Dataset rows:
------------------------

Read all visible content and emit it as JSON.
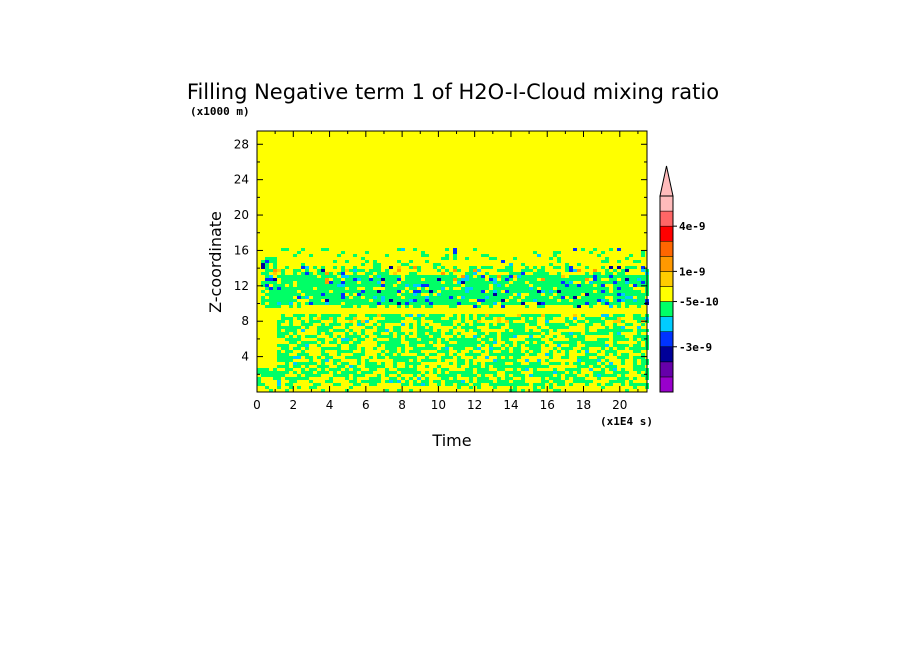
{
  "chart_data": {
    "type": "heatmap",
    "title": "Filling Negative term 1 of H2O-I-Cloud mixing ratio",
    "xlabel": "Time",
    "ylabel": "Z-coordinate",
    "x_unit_label": "(x1E4 s)",
    "y_unit_label": "(x1000 m)",
    "xlim": [
      0,
      21.5
    ],
    "ylim": [
      0,
      29.5
    ],
    "x_ticks": [
      "0",
      "2",
      "4",
      "6",
      "8",
      "10",
      "12",
      "14",
      "16",
      "18",
      "20"
    ],
    "y_ticks": [
      "4",
      "8",
      "12",
      "16",
      "20",
      "24",
      "28"
    ],
    "colorbar": {
      "colors": [
        "#9900cc",
        "#6600aa",
        "#000099",
        "#0033ff",
        "#00ccff",
        "#00ff66",
        "#ffff00",
        "#ffcc00",
        "#ff9900",
        "#ff6600",
        "#ff0000",
        "#ff6666",
        "#ffbbbb"
      ],
      "labels": [
        {
          "text": "-3e-9",
          "level": 3
        },
        {
          "text": "-5e-10",
          "level": 6
        },
        {
          "text": "1e-9",
          "level": 8
        },
        {
          "text": "4e-9",
          "level": 11
        }
      ],
      "extend_top": true
    },
    "background_color": "#ffff00",
    "regions": [
      {
        "name": "upper band",
        "z_range": [
          9.5,
          16.5
        ],
        "dominant": "#00ff66"
      },
      {
        "name": "lower band",
        "z_range": [
          0,
          9
        ],
        "dominant": "#00ff66"
      }
    ]
  }
}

------------------------

Leaving all pictures aside, quote each record exactly.

Read all visible content and emit it as JSON.
{
  "chart_data": {
    "type": "heatmap",
    "title": "Filling Negative term 1 of H2O-I-Cloud mixing ratio",
    "xlabel": "Time",
    "ylabel": "Z-coordinate",
    "x_unit_label": "(x1E4 s)",
    "y_unit_label": "(x1000 m)",
    "xlim": [
      0,
      21.5
    ],
    "ylim": [
      0,
      29.5
    ],
    "x_ticks": [
      "0",
      "2",
      "4",
      "6",
      "8",
      "10",
      "12",
      "14",
      "16",
      "18",
      "20"
    ],
    "y_ticks": [
      "4",
      "8",
      "12",
      "16",
      "20",
      "24",
      "28"
    ],
    "colorbar": {
      "colors": [
        "#9900cc",
        "#6600aa",
        "#000099",
        "#0033ff",
        "#00ccff",
        "#00ff66",
        "#ffff00",
        "#ffcc00",
        "#ff9900",
        "#ff6600",
        "#ff0000",
        "#ff6666",
        "#ffbbbb"
      ],
      "labels": [
        {
          "text": "-3e-9",
          "level": 3
        },
        {
          "text": "-5e-10",
          "level": 6
        },
        {
          "text": "1e-9",
          "level": 8
        },
        {
          "text": "4e-9",
          "level": 11
        }
      ],
      "extend_top": true
    },
    "background_color": "#ffff00",
    "regions": [
      {
        "name": "upper band",
        "z_range": [
          9.5,
          16.5
        ],
        "dominant": "#00ff66"
      },
      {
        "name": "lower band",
        "z_range": [
          0,
          9
        ],
        "dominant": "#00ff66"
      }
    ]
  }
}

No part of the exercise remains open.